** START **

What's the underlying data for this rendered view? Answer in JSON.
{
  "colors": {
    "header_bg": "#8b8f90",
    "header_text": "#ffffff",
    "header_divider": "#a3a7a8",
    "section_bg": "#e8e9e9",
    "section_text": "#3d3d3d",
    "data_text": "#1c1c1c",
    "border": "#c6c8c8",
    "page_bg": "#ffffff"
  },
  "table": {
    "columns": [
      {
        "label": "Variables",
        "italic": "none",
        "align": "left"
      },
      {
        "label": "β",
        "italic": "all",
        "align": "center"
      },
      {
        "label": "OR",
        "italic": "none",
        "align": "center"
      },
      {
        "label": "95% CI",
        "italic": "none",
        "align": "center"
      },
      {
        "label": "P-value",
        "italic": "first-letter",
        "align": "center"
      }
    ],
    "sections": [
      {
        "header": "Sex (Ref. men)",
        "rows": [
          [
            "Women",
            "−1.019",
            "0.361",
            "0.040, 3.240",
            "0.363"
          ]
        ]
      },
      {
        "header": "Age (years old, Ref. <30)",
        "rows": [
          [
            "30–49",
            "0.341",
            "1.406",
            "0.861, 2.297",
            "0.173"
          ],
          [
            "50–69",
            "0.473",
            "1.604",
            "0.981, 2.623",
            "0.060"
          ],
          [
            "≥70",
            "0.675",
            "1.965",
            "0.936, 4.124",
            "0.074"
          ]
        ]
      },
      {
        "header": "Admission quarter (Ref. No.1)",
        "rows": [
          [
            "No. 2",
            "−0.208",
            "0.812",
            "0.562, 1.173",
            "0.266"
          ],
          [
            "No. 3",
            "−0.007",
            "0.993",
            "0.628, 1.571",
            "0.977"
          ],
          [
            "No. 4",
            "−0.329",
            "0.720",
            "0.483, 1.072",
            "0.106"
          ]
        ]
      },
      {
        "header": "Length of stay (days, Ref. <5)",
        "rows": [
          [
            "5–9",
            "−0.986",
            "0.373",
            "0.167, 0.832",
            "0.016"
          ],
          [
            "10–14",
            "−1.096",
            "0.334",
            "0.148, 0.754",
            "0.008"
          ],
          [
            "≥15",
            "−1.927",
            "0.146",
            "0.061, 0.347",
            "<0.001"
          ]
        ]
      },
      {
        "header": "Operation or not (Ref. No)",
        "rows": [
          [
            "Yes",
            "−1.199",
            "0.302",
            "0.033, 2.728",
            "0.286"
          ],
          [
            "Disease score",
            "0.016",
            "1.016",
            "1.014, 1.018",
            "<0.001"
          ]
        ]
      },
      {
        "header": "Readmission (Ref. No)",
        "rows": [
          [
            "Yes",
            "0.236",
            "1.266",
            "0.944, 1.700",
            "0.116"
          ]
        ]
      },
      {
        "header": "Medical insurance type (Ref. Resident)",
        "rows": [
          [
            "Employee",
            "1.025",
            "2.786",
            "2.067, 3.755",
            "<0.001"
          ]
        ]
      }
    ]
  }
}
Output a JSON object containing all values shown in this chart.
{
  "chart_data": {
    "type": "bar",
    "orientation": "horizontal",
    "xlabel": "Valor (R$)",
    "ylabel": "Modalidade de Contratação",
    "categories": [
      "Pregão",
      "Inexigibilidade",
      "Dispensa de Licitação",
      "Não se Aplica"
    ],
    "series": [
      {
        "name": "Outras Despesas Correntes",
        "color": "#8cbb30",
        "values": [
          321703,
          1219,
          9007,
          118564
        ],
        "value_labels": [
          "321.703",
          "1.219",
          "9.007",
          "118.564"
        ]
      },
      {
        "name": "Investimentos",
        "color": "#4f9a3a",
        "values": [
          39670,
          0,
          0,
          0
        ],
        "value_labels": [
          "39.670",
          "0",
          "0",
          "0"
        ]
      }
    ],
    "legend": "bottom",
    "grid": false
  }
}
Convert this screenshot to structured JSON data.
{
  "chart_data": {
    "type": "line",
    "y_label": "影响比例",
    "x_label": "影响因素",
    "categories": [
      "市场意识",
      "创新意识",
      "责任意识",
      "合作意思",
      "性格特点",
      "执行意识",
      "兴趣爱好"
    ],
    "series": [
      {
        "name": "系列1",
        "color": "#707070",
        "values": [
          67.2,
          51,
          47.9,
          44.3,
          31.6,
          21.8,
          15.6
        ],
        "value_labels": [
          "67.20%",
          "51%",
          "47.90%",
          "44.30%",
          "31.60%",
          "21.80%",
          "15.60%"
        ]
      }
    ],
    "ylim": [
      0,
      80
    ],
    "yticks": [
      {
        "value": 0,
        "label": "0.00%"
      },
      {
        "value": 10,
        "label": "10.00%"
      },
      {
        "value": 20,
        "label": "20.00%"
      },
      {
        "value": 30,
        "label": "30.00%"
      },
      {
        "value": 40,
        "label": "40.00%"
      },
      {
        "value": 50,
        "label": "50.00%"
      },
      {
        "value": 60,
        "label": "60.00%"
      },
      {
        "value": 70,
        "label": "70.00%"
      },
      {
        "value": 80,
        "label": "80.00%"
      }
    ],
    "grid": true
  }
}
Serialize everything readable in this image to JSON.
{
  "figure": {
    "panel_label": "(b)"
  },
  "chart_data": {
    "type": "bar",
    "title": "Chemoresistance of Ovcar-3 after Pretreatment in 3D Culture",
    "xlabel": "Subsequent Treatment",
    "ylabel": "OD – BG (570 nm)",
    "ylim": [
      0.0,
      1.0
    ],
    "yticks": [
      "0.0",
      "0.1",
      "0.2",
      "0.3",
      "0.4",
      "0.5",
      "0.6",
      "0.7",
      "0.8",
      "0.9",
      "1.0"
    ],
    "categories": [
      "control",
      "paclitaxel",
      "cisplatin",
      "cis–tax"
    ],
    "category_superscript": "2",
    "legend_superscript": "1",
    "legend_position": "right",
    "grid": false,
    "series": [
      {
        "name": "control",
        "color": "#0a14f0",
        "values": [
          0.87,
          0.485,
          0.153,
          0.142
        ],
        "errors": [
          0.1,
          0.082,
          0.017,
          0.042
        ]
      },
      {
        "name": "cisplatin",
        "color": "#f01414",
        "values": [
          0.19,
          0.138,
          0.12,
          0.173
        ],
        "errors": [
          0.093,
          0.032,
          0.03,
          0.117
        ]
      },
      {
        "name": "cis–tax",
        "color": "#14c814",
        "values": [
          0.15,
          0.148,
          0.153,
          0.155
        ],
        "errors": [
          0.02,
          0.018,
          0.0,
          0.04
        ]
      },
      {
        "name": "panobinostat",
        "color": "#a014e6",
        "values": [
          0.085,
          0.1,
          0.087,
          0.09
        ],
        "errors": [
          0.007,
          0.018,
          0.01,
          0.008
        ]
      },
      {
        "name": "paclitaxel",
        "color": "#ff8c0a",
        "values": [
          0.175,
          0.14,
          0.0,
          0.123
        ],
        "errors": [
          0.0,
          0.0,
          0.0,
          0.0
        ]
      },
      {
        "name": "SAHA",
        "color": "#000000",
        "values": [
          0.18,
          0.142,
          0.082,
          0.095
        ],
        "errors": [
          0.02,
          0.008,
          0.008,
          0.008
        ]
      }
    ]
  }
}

** END **

■ WHAT YOU ARE ASKED TO DO: Repeat the records above exactly, from the first line to the last.

■ REPLY TO THE EXERCISE:
What's the underlying data for this rendered view? Answer in JSON.
{
  "colors": {
    "header_bg": "#8b8f90",
    "header_text": "#ffffff",
    "header_divider": "#a3a7a8",
    "section_bg": "#e8e9e9",
    "section_text": "#3d3d3d",
    "data_text": "#1c1c1c",
    "border": "#c6c8c8",
    "page_bg": "#ffffff"
  },
  "table": {
    "columns": [
      {
        "label": "Variables",
        "italic": "none",
        "align": "left"
      },
      {
        "label": "β",
        "italic": "all",
        "align": "center"
      },
      {
        "label": "OR",
        "italic": "none",
        "align": "center"
      },
      {
        "label": "95% CI",
        "italic": "none",
        "align": "center"
      },
      {
        "label": "P-value",
        "italic": "first-letter",
        "align": "center"
      }
    ],
    "sections": [
      {
        "header": "Sex (Ref. men)",
        "rows": [
          [
            "Women",
            "−1.019",
            "0.361",
            "0.040, 3.240",
            "0.363"
          ]
        ]
      },
      {
        "header": "Age (years old, Ref. <30)",
        "rows": [
          [
            "30–49",
            "0.341",
            "1.406",
            "0.861, 2.297",
            "0.173"
          ],
          [
            "50–69",
            "0.473",
            "1.604",
            "0.981, 2.623",
            "0.060"
          ],
          [
            "≥70",
            "0.675",
            "1.965",
            "0.936, 4.124",
            "0.074"
          ]
        ]
      },
      {
        "header": "Admission quarter (Ref. No.1)",
        "rows": [
          [
            "No. 2",
            "−0.208",
            "0.812",
            "0.562, 1.173",
            "0.266"
          ],
          [
            "No. 3",
            "−0.007",
            "0.993",
            "0.628, 1.571",
            "0.977"
          ],
          [
            "No. 4",
            "−0.329",
            "0.720",
            "0.483, 1.072",
            "0.106"
          ]
        ]
      },
      {
        "header": "Length of stay (days, Ref. <5)",
        "rows": [
          [
            "5–9",
            "−0.986",
            "0.373",
            "0.167, 0.832",
            "0.016"
          ],
          [
            "10–14",
            "−1.096",
            "0.334",
            "0.148, 0.754",
            "0.008"
          ],
          [
            "≥15",
            "−1.927",
            "0.146",
            "0.061, 0.347",
            "<0.001"
          ]
        ]
      },
      {
        "header": "Operation or not (Ref. No)",
        "rows": [
          [
            "Yes",
            "−1.199",
            "0.302",
            "0.033, 2.728",
            "0.286"
          ],
          [
            "Disease score",
            "0.016",
            "1.016",
            "1.014, 1.018",
            "<0.001"
          ]
        ]
      },
      {
        "header": "Readmission (Ref. No)",
        "rows": [
          [
            "Yes",
            "0.236",
            "1.266",
            "0.944, 1.700",
            "0.116"
          ]
        ]
      },
      {
        "header": "Medical insurance type (Ref. Resident)",
        "rows": [
          [
            "Employee",
            "1.025",
            "2.786",
            "2.067, 3.755",
            "<0.001"
          ]
        ]
      }
    ]
  }
}
Output a JSON object containing all values shown in this chart.
{
  "chart_data": {
    "type": "bar",
    "orientation": "horizontal",
    "xlabel": "Valor (R$)",
    "ylabel": "Modalidade de Contratação",
    "categories": [
      "Pregão",
      "Inexigibilidade",
      "Dispensa de Licitação",
      "Não se Aplica"
    ],
    "series": [
      {
        "name": "Outras Despesas Correntes",
        "color": "#8cbb30",
        "values": [
          321703,
          1219,
          9007,
          118564
        ],
        "value_labels": [
          "321.703",
          "1.219",
          "9.007",
          "118.564"
        ]
      },
      {
        "name": "Investimentos",
        "color": "#4f9a3a",
        "values": [
          39670,
          0,
          0,
          0
        ],
        "value_labels": [
          "39.670",
          "0",
          "0",
          "0"
        ]
      }
    ],
    "legend": "bottom",
    "grid": false
  }
}
Convert this screenshot to structured JSON data.
{
  "chart_data": {
    "type": "line",
    "y_label": "影响比例",
    "x_label": "影响因素",
    "categories": [
      "市场意识",
      "创新意识",
      "责任意识",
      "合作意思",
      "性格特点",
      "执行意识",
      "兴趣爱好"
    ],
    "series": [
      {
        "name": "系列1",
        "color": "#707070",
        "values": [
          67.2,
          51,
          47.9,
          44.3,
          31.6,
          21.8,
          15.6
        ],
        "value_labels": [
          "67.20%",
          "51%",
          "47.90%",
          "44.30%",
          "31.60%",
          "21.80%",
          "15.60%"
        ]
      }
    ],
    "ylim": [
      0,
      80
    ],
    "yticks": [
      {
        "value": 0,
        "label": "0.00%"
      },
      {
        "value": 10,
        "label": "10.00%"
      },
      {
        "value": 20,
        "label": "20.00%"
      },
      {
        "value": 30,
        "label": "30.00%"
      },
      {
        "value": 40,
        "label": "40.00%"
      },
      {
        "value": 50,
        "label": "50.00%"
      },
      {
        "value": 60,
        "label": "60.00%"
      },
      {
        "value": 70,
        "label": "70.00%"
      },
      {
        "value": 80,
        "label": "80.00%"
      }
    ],
    "grid": true
  }
}
Serialize everything readable in this image to JSON.
{
  "figure": {
    "panel_label": "(b)"
  },
  "chart_data": {
    "type": "bar",
    "title": "Chemoresistance of Ovcar-3 after Pretreatment in 3D Culture",
    "xlabel": "Subsequent Treatment",
    "ylabel": "OD – BG (570 nm)",
    "ylim": [
      0.0,
      1.0
    ],
    "yticks": [
      "0.0",
      "0.1",
      "0.2",
      "0.3",
      "0.4",
      "0.5",
      "0.6",
      "0.7",
      "0.8",
      "0.9",
      "1.0"
    ],
    "categories": [
      "control",
      "paclitaxel",
      "cisplatin",
      "cis–tax"
    ],
    "category_superscript": "2",
    "legend_superscript": "1",
    "legend_position": "right",
    "grid": false,
    "series": [
      {
        "name": "control",
        "color": "#0a14f0",
        "values": [
          0.87,
          0.485,
          0.153,
          0.142
        ],
        "errors": [
          0.1,
          0.082,
          0.017,
          0.042
        ]
      },
      {
        "name": "cisplatin",
        "color": "#f01414",
        "values": [
          0.19,
          0.138,
          0.12,
          0.173
        ],
        "errors": [
          0.093,
          0.032,
          0.03,
          0.117
        ]
      },
      {
        "name": "cis–tax",
        "color": "#14c814",
        "values": [
          0.15,
          0.148,
          0.153,
          0.155
        ],
        "errors": [
          0.02,
          0.018,
          0.0,
          0.04
        ]
      },
      {
        "name": "panobinostat",
        "color": "#a014e6",
        "values": [
          0.085,
          0.1,
          0.087,
          0.09
        ],
        "errors": [
          0.007,
          0.018,
          0.01,
          0.008
        ]
      },
      {
        "name": "paclitaxel",
        "color": "#ff8c0a",
        "values": [
          0.175,
          0.14,
          0.0,
          0.123
        ],
        "errors": [
          0.0,
          0.0,
          0.0,
          0.0
        ]
      },
      {
        "name": "SAHA",
        "color": "#000000",
        "values": [
          0.18,
          0.142,
          0.082,
          0.095
        ],
        "errors": [
          0.02,
          0.008,
          0.008,
          0.008
        ]
      }
    ]
  }
}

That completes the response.